■ **Given instruction**: Wherever "true" appears in a line, list that line.

■ **Material to process**:
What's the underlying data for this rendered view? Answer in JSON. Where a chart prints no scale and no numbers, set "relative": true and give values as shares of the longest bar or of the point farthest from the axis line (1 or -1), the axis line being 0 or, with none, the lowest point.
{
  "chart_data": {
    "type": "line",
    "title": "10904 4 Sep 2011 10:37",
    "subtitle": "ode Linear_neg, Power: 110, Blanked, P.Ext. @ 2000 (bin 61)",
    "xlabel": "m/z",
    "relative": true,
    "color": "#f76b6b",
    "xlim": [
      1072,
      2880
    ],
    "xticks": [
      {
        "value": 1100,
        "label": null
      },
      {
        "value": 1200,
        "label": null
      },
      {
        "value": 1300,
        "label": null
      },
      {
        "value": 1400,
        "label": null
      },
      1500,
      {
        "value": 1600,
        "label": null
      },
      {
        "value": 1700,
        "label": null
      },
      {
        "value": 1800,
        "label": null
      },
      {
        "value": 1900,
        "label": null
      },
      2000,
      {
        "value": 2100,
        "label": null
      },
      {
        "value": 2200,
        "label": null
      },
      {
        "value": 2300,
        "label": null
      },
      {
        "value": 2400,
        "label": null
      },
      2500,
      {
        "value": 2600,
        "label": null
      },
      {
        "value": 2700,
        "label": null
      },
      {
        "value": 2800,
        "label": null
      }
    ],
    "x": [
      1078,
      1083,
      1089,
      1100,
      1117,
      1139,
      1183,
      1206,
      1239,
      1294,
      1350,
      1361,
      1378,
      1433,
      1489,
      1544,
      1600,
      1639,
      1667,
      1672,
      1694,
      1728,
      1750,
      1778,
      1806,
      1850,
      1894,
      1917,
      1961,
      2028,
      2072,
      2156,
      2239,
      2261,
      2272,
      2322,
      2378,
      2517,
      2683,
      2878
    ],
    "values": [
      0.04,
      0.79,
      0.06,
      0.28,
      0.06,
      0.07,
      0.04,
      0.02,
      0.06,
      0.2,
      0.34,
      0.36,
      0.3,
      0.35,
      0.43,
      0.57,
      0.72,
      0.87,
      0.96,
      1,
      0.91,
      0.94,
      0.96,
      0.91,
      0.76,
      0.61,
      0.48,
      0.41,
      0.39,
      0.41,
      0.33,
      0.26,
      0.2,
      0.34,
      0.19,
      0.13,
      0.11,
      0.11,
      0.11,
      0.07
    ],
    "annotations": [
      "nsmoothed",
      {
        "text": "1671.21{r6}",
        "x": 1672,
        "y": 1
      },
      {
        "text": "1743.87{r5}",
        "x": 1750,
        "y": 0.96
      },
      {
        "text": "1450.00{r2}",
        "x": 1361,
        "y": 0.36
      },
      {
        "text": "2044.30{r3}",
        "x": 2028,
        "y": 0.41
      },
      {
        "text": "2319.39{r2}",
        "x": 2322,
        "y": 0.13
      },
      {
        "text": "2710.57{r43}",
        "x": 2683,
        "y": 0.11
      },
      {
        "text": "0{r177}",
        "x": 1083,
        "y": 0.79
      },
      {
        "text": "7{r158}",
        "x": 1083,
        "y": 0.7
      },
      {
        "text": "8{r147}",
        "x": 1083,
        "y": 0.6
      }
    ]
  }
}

■ **Response**:
What's the underlying data for this rendered view? Answer in JSON. Where a chart prints no scale and no numbers, set "relative": true and give values as shares of the longest bar or of the point farthest from the axis line (1 or -1), the axis line being 0 or, with none, the lowest point.
    "relative": true,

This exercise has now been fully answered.